Given exercise:
What follows is a listing; give it again exactly, in its entirety.

— start of Records —

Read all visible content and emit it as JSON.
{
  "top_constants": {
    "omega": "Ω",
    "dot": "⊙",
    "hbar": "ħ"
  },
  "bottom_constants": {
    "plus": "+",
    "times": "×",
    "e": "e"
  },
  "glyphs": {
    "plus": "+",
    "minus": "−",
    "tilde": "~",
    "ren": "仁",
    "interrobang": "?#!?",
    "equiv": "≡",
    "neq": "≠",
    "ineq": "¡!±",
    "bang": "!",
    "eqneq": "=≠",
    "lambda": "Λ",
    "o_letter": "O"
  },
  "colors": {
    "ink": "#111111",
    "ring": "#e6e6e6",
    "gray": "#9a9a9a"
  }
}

— end of Records —

Response below:
Read all visible content and emit it as JSON.
{
  "top_constants": {
    "omega": "Ω",
    "dot": "⊙",
    "hbar": "ħ"
  },
  "bottom_constants": {
    "plus": "+",
    "times": "×",
    "e": "e"
  },
  "glyphs": {
    "plus": "+",
    "minus": "−",
    "tilde": "~",
    "ren": "仁",
    "interrobang": "?#!?",
    "equiv": "≡",
    "neq": "≠",
    "ineq": "¡!±",
    "bang": "!",
    "eqneq": "=≠",
    "lambda": "Λ",
    "o_letter": "O"
  },
  "colors": {
    "ink": "#111111",
    "ring": "#e6e6e6",
    "gray": "#9a9a9a"
  }
}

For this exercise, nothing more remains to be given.